◆ **REQUIRED TASK**: Leave out the pictures, then reproduce the rest of the material exactly.
- - - -
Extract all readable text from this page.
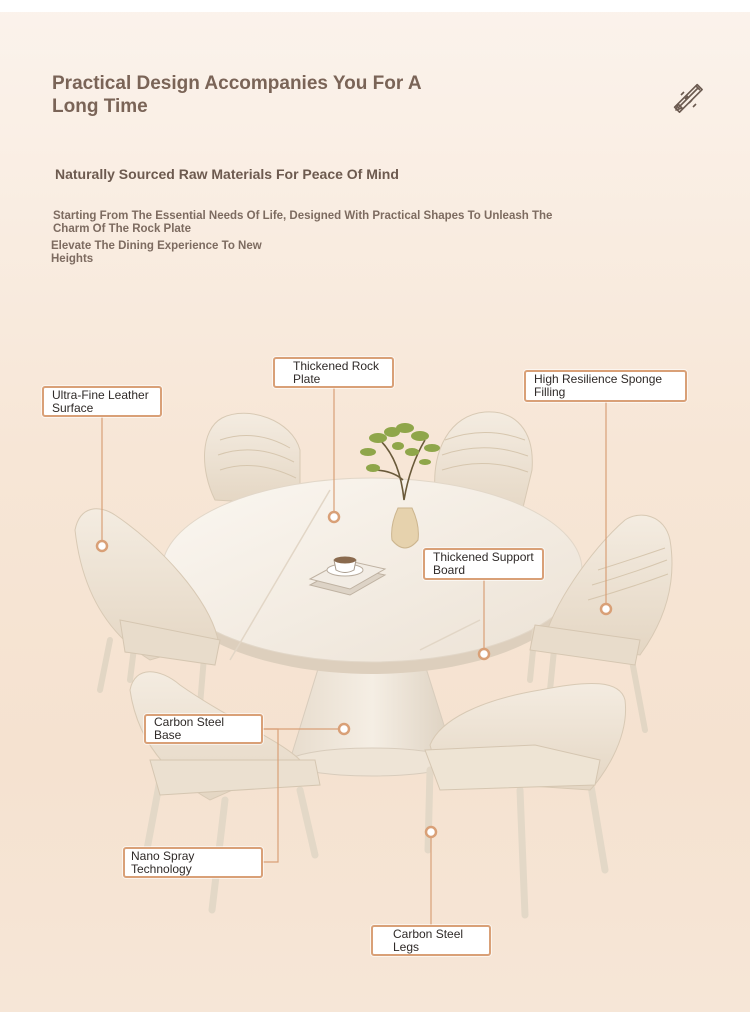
Practical Design Accompanies You For A Long Time
Naturally Sourced Raw Materials For Peace Of Mind

Starting From The Essential Needs Of Life, Designed With Practical Shapes To Unleash The Charm Of The Rock Plate

Elevate The Dining Experience To New Heights

Ultra-Fine Leather Surface
Thickened Rock Plate	High Resilience Sponge Filling
Thickened Support Board
Carbon Steel Base
Nano Spray Technology
Carbon Steel Legs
- - - -
◆ **RESPONSE**:
Extract all readable text from this page.
Practical Design Accompanies You For A Long Time
Naturally Sourced Raw Materials For Peace Of Mind

Starting From The Essential Needs Of Life, Designed With Practical Shapes To Unleash The Charm Of The Rock Plate

Elevate The Dining Experience To New Heights

Ultra-Fine Leather Surface
Thickened Rock Plate	High Resilience Sponge Filling
Thickened Support Board
Carbon Steel Base
Nano Spray Technology
Carbon Steel Legs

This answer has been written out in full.